(Stored data entries)
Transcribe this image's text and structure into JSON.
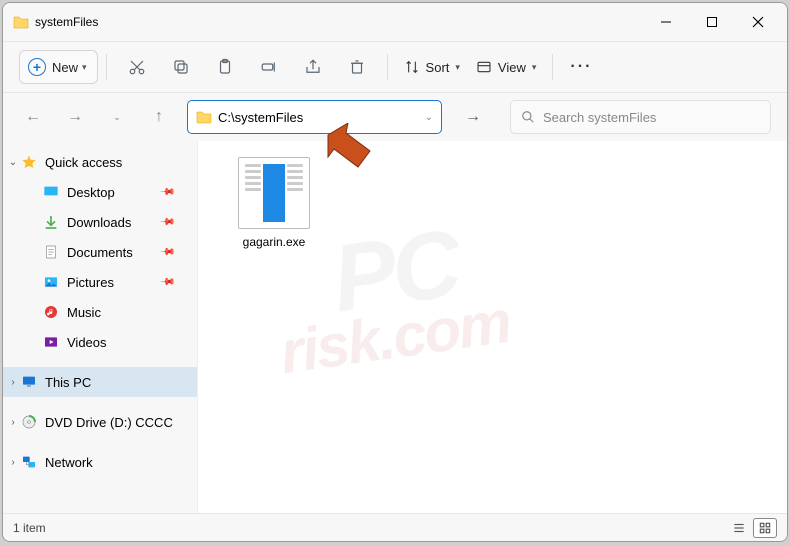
{
  "titlebar": {
    "title": "systemFiles"
  },
  "toolbar": {
    "new_label": "New",
    "sort_label": "Sort",
    "view_label": "View"
  },
  "navbar": {
    "path": "C:\\systemFiles",
    "search_placeholder": "Search systemFiles"
  },
  "sidebar": {
    "quick_access": "Quick access",
    "items": [
      {
        "label": "Desktop",
        "pinned": true
      },
      {
        "label": "Downloads",
        "pinned": true
      },
      {
        "label": "Documents",
        "pinned": true
      },
      {
        "label": "Pictures",
        "pinned": true
      },
      {
        "label": "Music",
        "pinned": false
      },
      {
        "label": "Videos",
        "pinned": false
      }
    ],
    "this_pc": "This PC",
    "dvd": "DVD Drive (D:) CCCC",
    "network": "Network"
  },
  "content": {
    "files": [
      {
        "name": "gagarin.exe"
      }
    ]
  },
  "statusbar": {
    "count_label": "1 item"
  },
  "watermark": {
    "line1": "PC",
    "line2": "risk.com"
  }
}
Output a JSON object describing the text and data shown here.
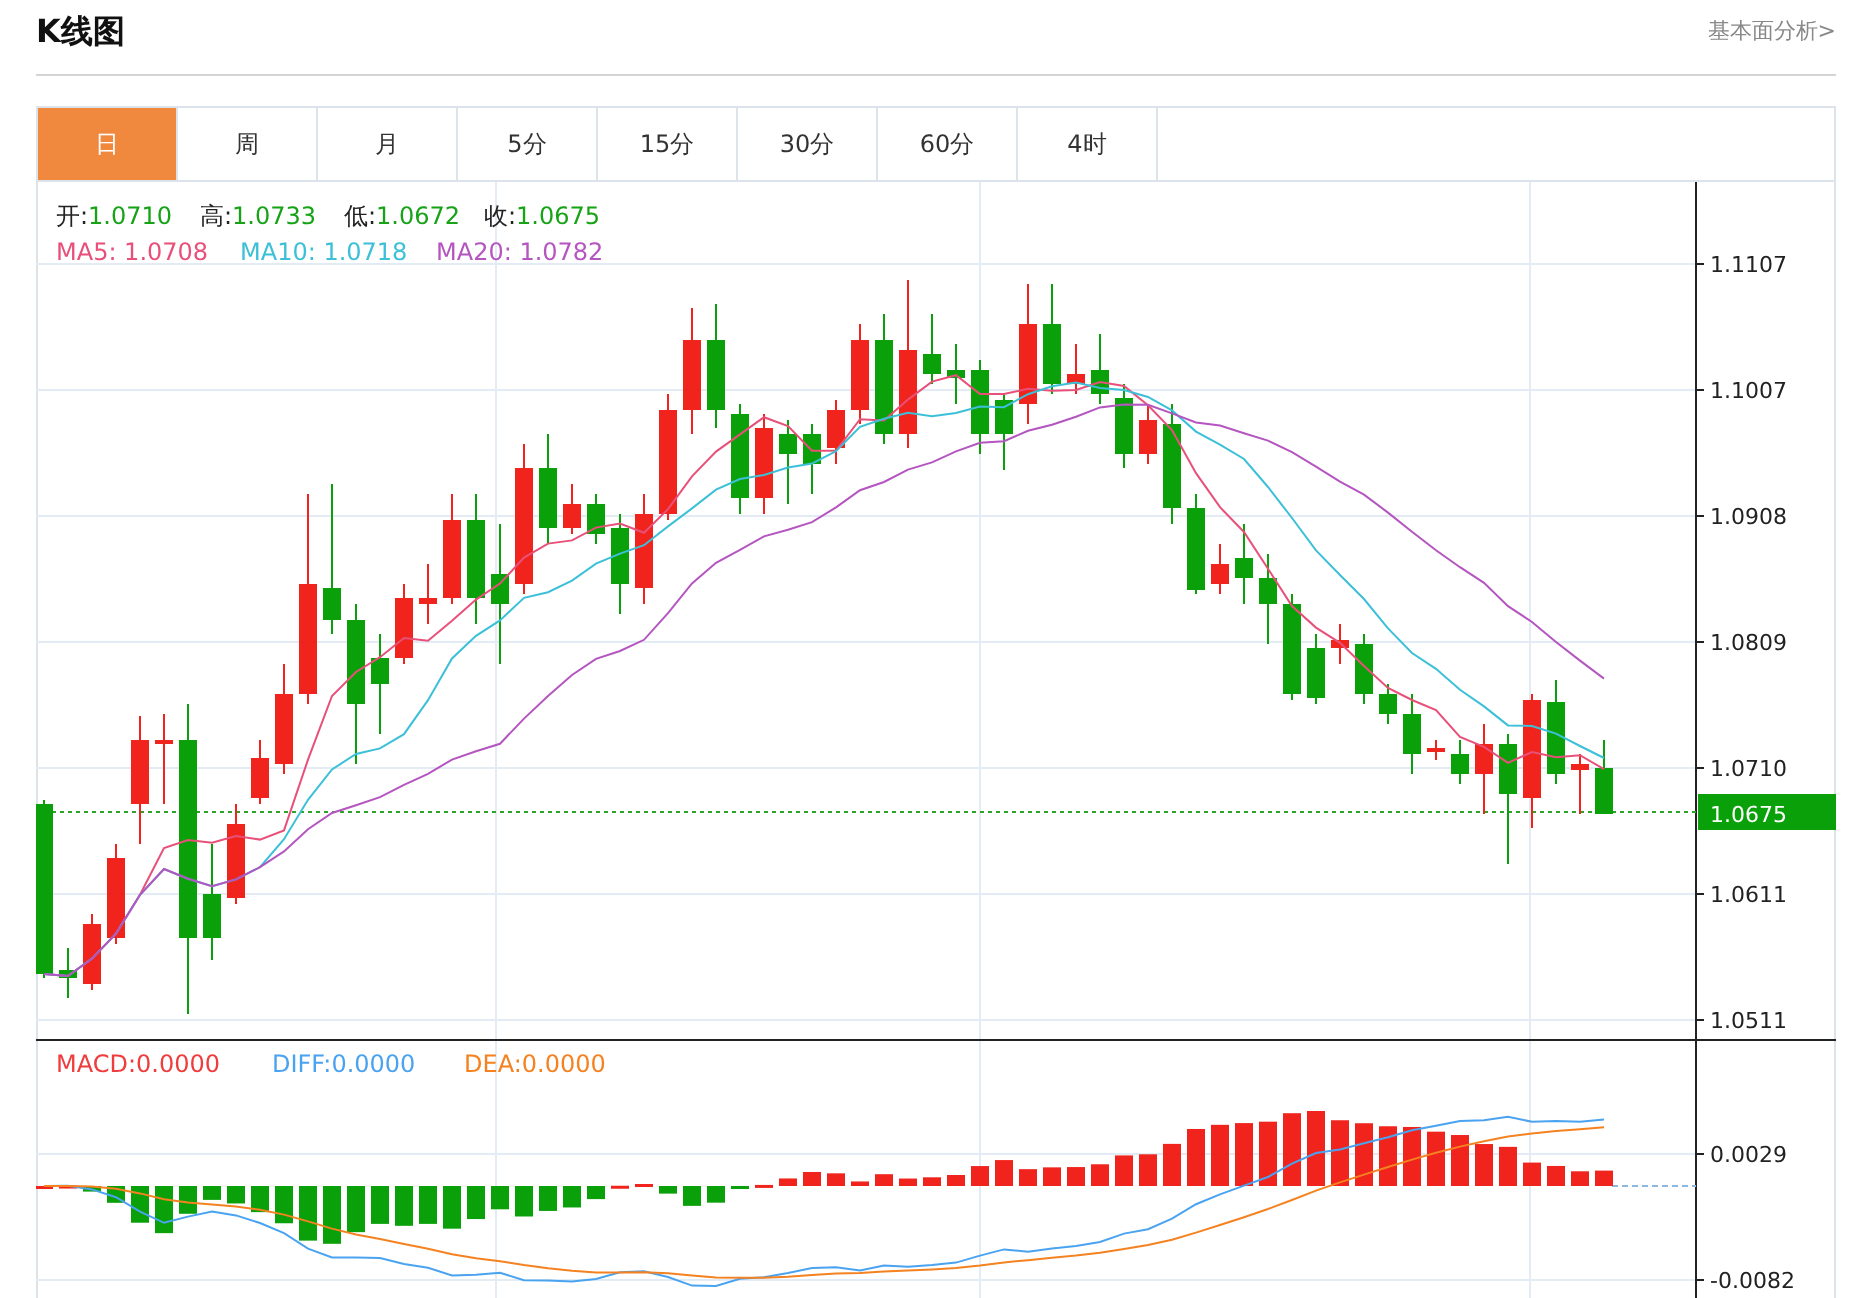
{
  "title": "K线图",
  "link": "基本面分析>",
  "tabs": [
    {
      "label": "日",
      "selected": true
    },
    {
      "label": "周",
      "selected": false
    },
    {
      "label": "月",
      "selected": false
    },
    {
      "label": "5分",
      "selected": false
    },
    {
      "label": "15分",
      "selected": false
    },
    {
      "label": "30分",
      "selected": false
    },
    {
      "label": "60分",
      "selected": false
    },
    {
      "label": "4时",
      "selected": false
    }
  ],
  "ohlc_legend": [
    {
      "label": "开:",
      "value": "1.0710"
    },
    {
      "label": "高:",
      "value": "1.0733"
    },
    {
      "label": "低:",
      "value": "1.0672"
    },
    {
      "label": "收:",
      "value": "1.0675"
    }
  ],
  "ma_legend": [
    {
      "label": "MA5:",
      "value": "1.0708",
      "color": "#e8507a"
    },
    {
      "label": "MA10:",
      "value": "1.0718",
      "color": "#3cc0d8"
    },
    {
      "label": "MA20:",
      "value": "1.0782",
      "color": "#b455c0"
    }
  ],
  "price_axis": [
    "1.1107",
    "1.1007",
    "1.0908",
    "1.0809",
    "1.0710",
    "1.0611",
    "1.0511"
  ],
  "current_price": "1.0675",
  "macd_legend": [
    {
      "label": "MACD:",
      "value": "0.0000",
      "color": "#f03c3c"
    },
    {
      "label": "DIFF:",
      "value": "0.0000",
      "color": "#4aa3f0"
    },
    {
      "label": "DEA:",
      "value": "0.0000",
      "color": "#f58220"
    }
  ],
  "macd_axis": [
    "0.0029",
    "-0.0082"
  ]
}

• [WHAT THE TASK ASKS]
Scan the material above. Extract every line in which the word "systemFiles" occurs.

• [SOLUTION FOR THIS TASK]
    "title": "systemFiles"
    "path": "C:\\systemFiles",
    "search_placeholder": "Search systemFiles"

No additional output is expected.